# SHORT EXERCISE
Each line of the material must be returned exactly.

# Collected data
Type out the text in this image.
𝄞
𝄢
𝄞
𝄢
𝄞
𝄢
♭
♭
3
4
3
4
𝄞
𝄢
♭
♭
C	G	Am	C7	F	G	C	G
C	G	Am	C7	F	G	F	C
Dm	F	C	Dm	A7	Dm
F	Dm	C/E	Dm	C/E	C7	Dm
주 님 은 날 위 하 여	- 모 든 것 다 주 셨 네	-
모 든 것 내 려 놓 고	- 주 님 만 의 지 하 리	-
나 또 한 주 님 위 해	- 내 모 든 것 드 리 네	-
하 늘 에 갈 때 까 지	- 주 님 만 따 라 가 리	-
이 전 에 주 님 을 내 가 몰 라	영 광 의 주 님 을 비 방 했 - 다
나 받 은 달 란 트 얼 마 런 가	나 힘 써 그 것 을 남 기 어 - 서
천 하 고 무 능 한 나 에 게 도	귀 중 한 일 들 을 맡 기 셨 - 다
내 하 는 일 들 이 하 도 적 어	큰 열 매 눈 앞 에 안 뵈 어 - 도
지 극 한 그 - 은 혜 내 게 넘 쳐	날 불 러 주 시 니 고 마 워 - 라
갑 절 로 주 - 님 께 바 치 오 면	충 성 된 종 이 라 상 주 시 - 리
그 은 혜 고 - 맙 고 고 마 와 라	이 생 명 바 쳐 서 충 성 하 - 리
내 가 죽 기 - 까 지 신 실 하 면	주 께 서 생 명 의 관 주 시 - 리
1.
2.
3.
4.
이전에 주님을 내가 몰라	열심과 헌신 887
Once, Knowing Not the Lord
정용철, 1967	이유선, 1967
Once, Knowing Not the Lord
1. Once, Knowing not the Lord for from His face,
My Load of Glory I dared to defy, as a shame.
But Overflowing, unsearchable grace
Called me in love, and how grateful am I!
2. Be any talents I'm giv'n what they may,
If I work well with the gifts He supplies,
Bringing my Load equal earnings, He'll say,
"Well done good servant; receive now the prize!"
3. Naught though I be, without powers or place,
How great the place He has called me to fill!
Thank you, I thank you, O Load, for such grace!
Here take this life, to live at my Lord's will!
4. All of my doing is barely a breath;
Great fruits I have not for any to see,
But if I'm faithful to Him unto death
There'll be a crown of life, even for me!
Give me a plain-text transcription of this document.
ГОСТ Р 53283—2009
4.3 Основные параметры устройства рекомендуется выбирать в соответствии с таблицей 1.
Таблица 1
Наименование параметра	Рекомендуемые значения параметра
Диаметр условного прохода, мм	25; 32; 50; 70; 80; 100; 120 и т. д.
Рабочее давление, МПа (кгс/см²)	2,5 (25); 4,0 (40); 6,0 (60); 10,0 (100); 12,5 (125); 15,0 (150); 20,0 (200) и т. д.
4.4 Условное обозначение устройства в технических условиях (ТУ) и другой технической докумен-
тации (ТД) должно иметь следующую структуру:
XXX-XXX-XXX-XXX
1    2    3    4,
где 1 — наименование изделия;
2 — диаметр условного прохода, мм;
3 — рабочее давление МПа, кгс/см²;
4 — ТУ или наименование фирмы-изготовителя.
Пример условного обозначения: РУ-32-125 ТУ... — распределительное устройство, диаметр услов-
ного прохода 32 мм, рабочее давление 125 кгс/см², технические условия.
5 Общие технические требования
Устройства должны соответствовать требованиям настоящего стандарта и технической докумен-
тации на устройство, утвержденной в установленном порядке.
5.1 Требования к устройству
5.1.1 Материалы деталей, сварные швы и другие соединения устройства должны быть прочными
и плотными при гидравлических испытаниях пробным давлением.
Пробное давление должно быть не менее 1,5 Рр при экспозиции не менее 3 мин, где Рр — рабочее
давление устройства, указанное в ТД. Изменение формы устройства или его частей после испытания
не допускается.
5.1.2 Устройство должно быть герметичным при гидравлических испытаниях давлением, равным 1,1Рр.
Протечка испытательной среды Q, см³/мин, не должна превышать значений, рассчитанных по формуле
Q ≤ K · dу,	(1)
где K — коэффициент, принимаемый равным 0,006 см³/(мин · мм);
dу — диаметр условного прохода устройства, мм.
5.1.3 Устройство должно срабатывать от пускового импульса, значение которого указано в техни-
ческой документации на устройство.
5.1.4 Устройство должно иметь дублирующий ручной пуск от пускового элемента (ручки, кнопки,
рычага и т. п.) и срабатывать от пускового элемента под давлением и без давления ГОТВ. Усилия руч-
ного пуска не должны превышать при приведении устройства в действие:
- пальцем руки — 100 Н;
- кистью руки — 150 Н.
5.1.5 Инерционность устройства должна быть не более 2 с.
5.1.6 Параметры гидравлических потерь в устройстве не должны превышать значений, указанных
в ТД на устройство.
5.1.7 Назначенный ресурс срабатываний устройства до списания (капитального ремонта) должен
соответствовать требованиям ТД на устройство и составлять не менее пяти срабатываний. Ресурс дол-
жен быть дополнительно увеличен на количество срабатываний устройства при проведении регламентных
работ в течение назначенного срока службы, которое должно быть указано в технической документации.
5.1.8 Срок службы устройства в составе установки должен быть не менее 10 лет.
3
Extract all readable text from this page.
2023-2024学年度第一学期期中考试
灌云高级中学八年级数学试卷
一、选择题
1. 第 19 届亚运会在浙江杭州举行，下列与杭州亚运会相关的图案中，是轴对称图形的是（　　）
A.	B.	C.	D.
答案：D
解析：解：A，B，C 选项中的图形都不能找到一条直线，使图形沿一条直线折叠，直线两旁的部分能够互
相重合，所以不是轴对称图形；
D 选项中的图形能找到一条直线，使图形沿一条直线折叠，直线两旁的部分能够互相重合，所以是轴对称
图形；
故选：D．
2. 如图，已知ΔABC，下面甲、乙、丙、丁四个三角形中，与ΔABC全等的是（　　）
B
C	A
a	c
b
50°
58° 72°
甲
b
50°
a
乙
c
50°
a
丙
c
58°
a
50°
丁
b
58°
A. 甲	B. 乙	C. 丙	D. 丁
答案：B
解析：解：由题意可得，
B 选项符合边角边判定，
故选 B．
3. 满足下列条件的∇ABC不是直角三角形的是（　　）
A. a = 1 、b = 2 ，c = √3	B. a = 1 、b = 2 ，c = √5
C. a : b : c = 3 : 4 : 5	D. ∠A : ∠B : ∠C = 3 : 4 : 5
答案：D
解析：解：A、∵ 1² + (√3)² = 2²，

# FINISHED ANSWER
Type out the text in this image.
𝄞
𝄢
𝄞
𝄢
𝄞
𝄢
♭
♭
3
4
3
4
𝄞
𝄢
♭
♭
C	G	Am	C7	F	G	C	G
C	G	Am	C7	F	G	F	C
Dm	F	C	Dm	A7	Dm
F	Dm	C/E	Dm	C/E	C7	Dm
주 님 은 날 위 하 여	- 모 든 것 다 주 셨 네	-
모 든 것 내 려 놓 고	- 주 님 만 의 지 하 리	-
나 또 한 주 님 위 해	- 내 모 든 것 드 리 네	-
하 늘 에 갈 때 까 지	- 주 님 만 따 라 가 리	-
이 전 에 주 님 을 내 가 몰 라	영 광 의 주 님 을 비 방 했 - 다
나 받 은 달 란 트 얼 마 런 가	나 힘 써 그 것 을 남 기 어 - 서
천 하 고 무 능 한 나 에 게 도	귀 중 한 일 들 을 맡 기 셨 - 다
내 하 는 일 들 이 하 도 적 어	큰 열 매 눈 앞 에 안 뵈 어 - 도
지 극 한 그 - 은 혜 내 게 넘 쳐	날 불 러 주 시 니 고 마 워 - 라
갑 절 로 주 - 님 께 바 치 오 면	충 성 된 종 이 라 상 주 시 - 리
그 은 혜 고 - 맙 고 고 마 와 라	이 생 명 바 쳐 서 충 성 하 - 리
내 가 죽 기 - 까 지 신 실 하 면	주 께 서 생 명 의 관 주 시 - 리
1.
2.
3.
4.
이전에 주님을 내가 몰라	열심과 헌신 887
Once, Knowing Not the Lord
정용철, 1967	이유선, 1967
Once, Knowing Not the Lord
1. Once, Knowing not the Lord for from His face,
My Load of Glory I dared to defy, as a shame.
But Overflowing, unsearchable grace
Called me in love, and how grateful am I!
2. Be any talents I'm giv'n what they may,
If I work well with the gifts He supplies,
Bringing my Load equal earnings, He'll say,
"Well done good servant; receive now the prize!"
3. Naught though I be, without powers or place,
How great the place He has called me to fill!
Thank you, I thank you, O Load, for such grace!
Here take this life, to live at my Lord's will!
4. All of my doing is barely a breath;
Great fruits I have not for any to see,
But if I'm faithful to Him unto death
There'll be a crown of life, even for me!
Give me a plain-text transcription of this document.
ГОСТ Р 53283—2009
4.3 Основные параметры устройства рекомендуется выбирать в соответствии с таблицей 1.
Таблица 1
Наименование параметра	Рекомендуемые значения параметра
Диаметр условного прохода, мм	25; 32; 50; 70; 80; 100; 120 и т. д.
Рабочее давление, МПа (кгс/см²)	2,5 (25); 4,0 (40); 6,0 (60); 10,0 (100); 12,5 (125); 15,0 (150); 20,0 (200) и т. д.
4.4 Условное обозначение устройства в технических условиях (ТУ) и другой технической докумен-
тации (ТД) должно иметь следующую структуру:
XXX-XXX-XXX-XXX
1    2    3    4,
где 1 — наименование изделия;
2 — диаметр условного прохода, мм;
3 — рабочее давление МПа, кгс/см²;
4 — ТУ или наименование фирмы-изготовителя.
Пример условного обозначения: РУ-32-125 ТУ... — распределительное устройство, диаметр услов-
ного прохода 32 мм, рабочее давление 125 кгс/см², технические условия.
5 Общие технические требования
Устройства должны соответствовать требованиям настоящего стандарта и технической докумен-
тации на устройство, утвержденной в установленном порядке.
5.1 Требования к устройству
5.1.1 Материалы деталей, сварные швы и другие соединения устройства должны быть прочными
и плотными при гидравлических испытаниях пробным давлением.
Пробное давление должно быть не менее 1,5 Рр при экспозиции не менее 3 мин, где Рр — рабочее
давление устройства, указанное в ТД. Изменение формы устройства или его частей после испытания
не допускается.
5.1.2 Устройство должно быть герметичным при гидравлических испытаниях давлением, равным 1,1Рр.
Протечка испытательной среды Q, см³/мин, не должна превышать значений, рассчитанных по формуле
Q ≤ K · dу,	(1)
где K — коэффициент, принимаемый равным 0,006 см³/(мин · мм);
dу — диаметр условного прохода устройства, мм.
5.1.3 Устройство должно срабатывать от пускового импульса, значение которого указано в техни-
ческой документации на устройство.
5.1.4 Устройство должно иметь дублирующий ручной пуск от пускового элемента (ручки, кнопки,
рычага и т. п.) и срабатывать от пускового элемента под давлением и без давления ГОТВ. Усилия руч-
ного пуска не должны превышать при приведении устройства в действие:
- пальцем руки — 100 Н;
- кистью руки — 150 Н.
5.1.5 Инерционность устройства должна быть не более 2 с.
5.1.6 Параметры гидравлических потерь в устройстве не должны превышать значений, указанных
в ТД на устройство.
5.1.7 Назначенный ресурс срабатываний устройства до списания (капитального ремонта) должен
соответствовать требованиям ТД на устройство и составлять не менее пяти срабатываний. Ресурс дол-
жен быть дополнительно увеличен на количество срабатываний устройства при проведении регламентных
работ в течение назначенного срока службы, которое должно быть указано в технической документации.
5.1.8 Срок службы устройства в составе установки должен быть не менее 10 лет.
3
Extract all readable text from this page.
2023-2024学年度第一学期期中考试
灌云高级中学八年级数学试卷
一、选择题
1. 第 19 届亚运会在浙江杭州举行，下列与杭州亚运会相关的图案中，是轴对称图形的是（　　）
A.	B.	C.	D.
答案：D
解析：解：A，B，C 选项中的图形都不能找到一条直线，使图形沿一条直线折叠，直线两旁的部分能够互
相重合，所以不是轴对称图形；
D 选项中的图形能找到一条直线，使图形沿一条直线折叠，直线两旁的部分能够互相重合，所以是轴对称
图形；
故选：D．
2. 如图，已知ΔABC，下面甲、乙、丙、丁四个三角形中，与ΔABC全等的是（　　）
B
C	A
a	c
b
50°
58° 72°
甲
b
50°
a
乙
c
50°
a
丙
c
58°
a
50°
丁
b
58°
A. 甲	B. 乙	C. 丙	D. 丁
答案：B
解析：解：由题意可得，
B 选项符合边角边判定，
故选 B．
3. 满足下列条件的∇ABC不是直角三角形的是（　　）
A. a = 1 、b = 2 ，c = √3	B. a = 1 、b = 2 ，c = √5
C. a : b : c = 3 : 4 : 5	D. ∠A : ∠B : ∠C = 3 : 4 : 5
答案：D
解析：解：A、∵ 1² + (√3)² = 2²，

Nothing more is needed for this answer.